**Information provided**:

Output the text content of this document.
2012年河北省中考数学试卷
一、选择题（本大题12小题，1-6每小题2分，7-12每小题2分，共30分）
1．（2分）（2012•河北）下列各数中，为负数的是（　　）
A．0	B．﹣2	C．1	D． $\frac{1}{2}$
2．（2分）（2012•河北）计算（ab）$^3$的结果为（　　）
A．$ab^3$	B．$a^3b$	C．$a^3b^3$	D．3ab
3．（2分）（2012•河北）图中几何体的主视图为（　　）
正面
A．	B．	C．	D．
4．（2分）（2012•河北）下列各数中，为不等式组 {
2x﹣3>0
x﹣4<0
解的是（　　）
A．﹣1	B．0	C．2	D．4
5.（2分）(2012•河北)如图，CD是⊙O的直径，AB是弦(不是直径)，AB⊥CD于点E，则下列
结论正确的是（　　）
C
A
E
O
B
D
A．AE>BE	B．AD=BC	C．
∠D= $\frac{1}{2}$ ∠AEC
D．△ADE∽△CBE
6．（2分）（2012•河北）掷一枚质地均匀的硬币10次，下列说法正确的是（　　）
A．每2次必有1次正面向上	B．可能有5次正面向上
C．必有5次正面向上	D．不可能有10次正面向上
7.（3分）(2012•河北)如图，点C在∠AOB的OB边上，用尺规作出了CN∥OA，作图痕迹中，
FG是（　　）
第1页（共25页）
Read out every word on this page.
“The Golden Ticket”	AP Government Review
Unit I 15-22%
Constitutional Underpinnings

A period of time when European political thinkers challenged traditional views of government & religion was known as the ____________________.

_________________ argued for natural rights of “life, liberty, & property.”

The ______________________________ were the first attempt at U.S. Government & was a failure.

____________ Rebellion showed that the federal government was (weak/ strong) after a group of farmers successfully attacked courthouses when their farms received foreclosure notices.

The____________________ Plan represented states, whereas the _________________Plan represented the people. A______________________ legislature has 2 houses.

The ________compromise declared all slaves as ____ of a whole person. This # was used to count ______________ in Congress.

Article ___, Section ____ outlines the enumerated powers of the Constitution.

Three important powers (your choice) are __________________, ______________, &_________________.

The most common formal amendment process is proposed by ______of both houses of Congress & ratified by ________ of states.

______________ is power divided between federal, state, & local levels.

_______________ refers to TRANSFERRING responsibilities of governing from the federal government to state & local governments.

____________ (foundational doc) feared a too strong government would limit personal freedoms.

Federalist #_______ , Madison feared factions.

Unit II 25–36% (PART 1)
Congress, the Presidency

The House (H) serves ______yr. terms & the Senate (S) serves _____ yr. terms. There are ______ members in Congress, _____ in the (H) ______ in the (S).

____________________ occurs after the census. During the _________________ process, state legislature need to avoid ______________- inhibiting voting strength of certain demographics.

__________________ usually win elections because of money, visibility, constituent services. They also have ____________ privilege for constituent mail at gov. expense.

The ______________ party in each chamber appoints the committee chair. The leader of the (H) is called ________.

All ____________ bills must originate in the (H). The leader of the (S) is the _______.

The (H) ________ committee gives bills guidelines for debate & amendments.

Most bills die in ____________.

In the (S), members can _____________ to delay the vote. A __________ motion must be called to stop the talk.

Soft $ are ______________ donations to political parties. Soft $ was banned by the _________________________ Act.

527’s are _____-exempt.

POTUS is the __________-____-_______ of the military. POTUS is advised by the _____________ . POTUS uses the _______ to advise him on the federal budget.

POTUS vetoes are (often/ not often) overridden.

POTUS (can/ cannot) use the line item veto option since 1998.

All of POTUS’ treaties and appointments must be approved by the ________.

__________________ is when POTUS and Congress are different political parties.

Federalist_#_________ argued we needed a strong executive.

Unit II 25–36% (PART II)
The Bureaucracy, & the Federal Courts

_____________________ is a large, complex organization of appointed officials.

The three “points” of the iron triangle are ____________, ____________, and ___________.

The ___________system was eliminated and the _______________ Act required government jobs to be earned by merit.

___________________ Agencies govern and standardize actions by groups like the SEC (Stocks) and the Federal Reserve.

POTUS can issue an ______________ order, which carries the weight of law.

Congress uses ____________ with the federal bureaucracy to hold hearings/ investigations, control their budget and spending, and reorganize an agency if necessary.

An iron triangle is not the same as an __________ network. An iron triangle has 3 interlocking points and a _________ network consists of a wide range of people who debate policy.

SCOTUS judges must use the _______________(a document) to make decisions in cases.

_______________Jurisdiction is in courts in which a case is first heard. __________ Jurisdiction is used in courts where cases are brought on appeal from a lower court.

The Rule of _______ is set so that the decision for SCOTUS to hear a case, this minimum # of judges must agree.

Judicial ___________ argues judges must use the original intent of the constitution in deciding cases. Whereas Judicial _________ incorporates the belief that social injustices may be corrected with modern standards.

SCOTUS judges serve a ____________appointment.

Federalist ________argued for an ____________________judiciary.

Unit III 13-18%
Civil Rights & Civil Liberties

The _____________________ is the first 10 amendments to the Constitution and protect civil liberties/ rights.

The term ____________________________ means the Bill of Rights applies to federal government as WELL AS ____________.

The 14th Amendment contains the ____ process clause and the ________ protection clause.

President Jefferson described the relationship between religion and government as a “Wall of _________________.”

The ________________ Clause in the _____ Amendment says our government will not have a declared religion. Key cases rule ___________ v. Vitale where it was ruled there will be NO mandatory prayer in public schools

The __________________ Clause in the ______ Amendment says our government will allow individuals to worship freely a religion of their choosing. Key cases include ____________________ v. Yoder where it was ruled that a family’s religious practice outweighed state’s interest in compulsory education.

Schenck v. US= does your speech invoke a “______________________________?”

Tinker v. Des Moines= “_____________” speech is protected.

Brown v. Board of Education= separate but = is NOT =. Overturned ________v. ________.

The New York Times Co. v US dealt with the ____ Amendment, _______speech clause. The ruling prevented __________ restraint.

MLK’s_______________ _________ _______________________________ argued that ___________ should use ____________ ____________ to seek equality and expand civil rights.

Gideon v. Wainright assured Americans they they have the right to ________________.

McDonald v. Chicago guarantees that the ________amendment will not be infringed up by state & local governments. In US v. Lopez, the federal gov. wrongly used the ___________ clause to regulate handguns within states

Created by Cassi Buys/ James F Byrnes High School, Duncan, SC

**To do**: Reproduce all of the material above word for word.

**Exercise result**:
Output the text content of this document.
2012年河北省中考数学试卷
一、选择题（本大题12小题，1-6每小题2分，7-12每小题2分，共30分）
1．（2分）（2012•河北）下列各数中，为负数的是（　　）
A．0	B．﹣2	C．1	D． $\frac{1}{2}$
2．（2分）（2012•河北）计算（ab）$^3$的结果为（　　）
A．$ab^3$	B．$a^3b$	C．$a^3b^3$	D．3ab
3．（2分）（2012•河北）图中几何体的主视图为（　　）
正面
A．	B．	C．	D．
4．（2分）（2012•河北）下列各数中，为不等式组 {
2x﹣3>0
x﹣4<0
解的是（　　）
A．﹣1	B．0	C．2	D．4
5.（2分）(2012•河北)如图，CD是⊙O的直径，AB是弦(不是直径)，AB⊥CD于点E，则下列
结论正确的是（　　）
C
A
E
O
B
D
A．AE>BE	B．AD=BC	C．
∠D= $\frac{1}{2}$ ∠AEC
D．△ADE∽△CBE
6．（2分）（2012•河北）掷一枚质地均匀的硬币10次，下列说法正确的是（　　）
A．每2次必有1次正面向上	B．可能有5次正面向上
C．必有5次正面向上	D．不可能有10次正面向上
7.（3分）(2012•河北)如图，点C在∠AOB的OB边上，用尺规作出了CN∥OA，作图痕迹中，
FG是（　　）
第1页（共25页）
Read out every word on this page.
“The Golden Ticket”	AP Government Review
Unit I 15-22%
Constitutional Underpinnings

A period of time when European political thinkers challenged traditional views of government & religion was known as the ____________________.

_________________ argued for natural rights of “life, liberty, & property.”

The ______________________________ were the first attempt at U.S. Government & was a failure.

____________ Rebellion showed that the federal government was (weak/ strong) after a group of farmers successfully attacked courthouses when their farms received foreclosure notices.

The____________________ Plan represented states, whereas the _________________Plan represented the people. A______________________ legislature has 2 houses.

The ________compromise declared all slaves as ____ of a whole person. This # was used to count ______________ in Congress.

Article ___, Section ____ outlines the enumerated powers of the Constitution.

Three important powers (your choice) are __________________, ______________, &_________________.

The most common formal amendment process is proposed by ______of both houses of Congress & ratified by ________ of states.

______________ is power divided between federal, state, & local levels.

_______________ refers to TRANSFERRING responsibilities of governing from the federal government to state & local governments.

____________ (foundational doc) feared a too strong government would limit personal freedoms.

Federalist #_______ , Madison feared factions.

Unit II 25–36% (PART 1)
Congress, the Presidency

The House (H) serves ______yr. terms & the Senate (S) serves _____ yr. terms. There are ______ members in Congress, _____ in the (H) ______ in the (S).

____________________ occurs after the census. During the _________________ process, state legislature need to avoid ______________- inhibiting voting strength of certain demographics.

__________________ usually win elections because of money, visibility, constituent services. They also have ____________ privilege for constituent mail at gov. expense.

The ______________ party in each chamber appoints the committee chair. The leader of the (H) is called ________.

All ____________ bills must originate in the (H). The leader of the (S) is the _______.

The (H) ________ committee gives bills guidelines for debate & amendments.

Most bills die in ____________.

In the (S), members can _____________ to delay the vote. A __________ motion must be called to stop the talk.

Soft $ are ______________ donations to political parties. Soft $ was banned by the _________________________ Act.

527’s are _____-exempt.

POTUS is the __________-____-_______ of the military. POTUS is advised by the _____________ . POTUS uses the _______ to advise him on the federal budget.

POTUS vetoes are (often/ not often) overridden.

POTUS (can/ cannot) use the line item veto option since 1998.

All of POTUS’ treaties and appointments must be approved by the ________.

__________________ is when POTUS and Congress are different political parties.

Federalist_#_________ argued we needed a strong executive.

Unit II 25–36% (PART II)
The Bureaucracy, & the Federal Courts

_____________________ is a large, complex organization of appointed officials.

The three “points” of the iron triangle are ____________, ____________, and ___________.

The ___________system was eliminated and the _______________ Act required government jobs to be earned by merit.

___________________ Agencies govern and standardize actions by groups like the SEC (Stocks) and the Federal Reserve.

POTUS can issue an ______________ order, which carries the weight of law.

Congress uses ____________ with the federal bureaucracy to hold hearings/ investigations, control their budget and spending, and reorganize an agency if necessary.

An iron triangle is not the same as an __________ network. An iron triangle has 3 interlocking points and a _________ network consists of a wide range of people who debate policy.

SCOTUS judges must use the _______________(a document) to make decisions in cases.

_______________Jurisdiction is in courts in which a case is first heard. __________ Jurisdiction is used in courts where cases are brought on appeal from a lower court.

The Rule of _______ is set so that the decision for SCOTUS to hear a case, this minimum # of judges must agree.

Judicial ___________ argues judges must use the original intent of the constitution in deciding cases. Whereas Judicial _________ incorporates the belief that social injustices may be corrected with modern standards.

SCOTUS judges serve a ____________appointment.

Federalist ________argued for an ____________________judiciary.

Unit III 13-18%
Civil Rights & Civil Liberties

The _____________________ is the first 10 amendments to the Constitution and protect civil liberties/ rights.

The term ____________________________ means the Bill of Rights applies to federal government as WELL AS ____________.

The 14th Amendment contains the ____ process clause and the ________ protection clause.

President Jefferson described the relationship between religion and government as a “Wall of _________________.”

The ________________ Clause in the _____ Amendment says our government will not have a declared religion. Key cases rule ___________ v. Vitale where it was ruled there will be NO mandatory prayer in public schools

The __________________ Clause in the ______ Amendment says our government will allow individuals to worship freely a religion of their choosing. Key cases include ____________________ v. Yoder where it was ruled that a family’s religious practice outweighed state’s interest in compulsory education.

Schenck v. US= does your speech invoke a “______________________________?”

Tinker v. Des Moines= “_____________” speech is protected.

Brown v. Board of Education= separate but = is NOT =. Overturned ________v. ________.

The New York Times Co. v US dealt with the ____ Amendment, _______speech clause. The ruling prevented __________ restraint.

MLK’s_______________ _________ _______________________________ argued that ___________ should use ____________ ____________ to seek equality and expand civil rights.

Gideon v. Wainright assured Americans they they have the right to ________________.

McDonald v. Chicago guarantees that the ________amendment will not be infringed up by state & local governments. In US v. Lopez, the federal gov. wrongly used the ___________ clause to regulate handguns within states

Created by Cassi Buys/ James F Byrnes High School, Duncan, SC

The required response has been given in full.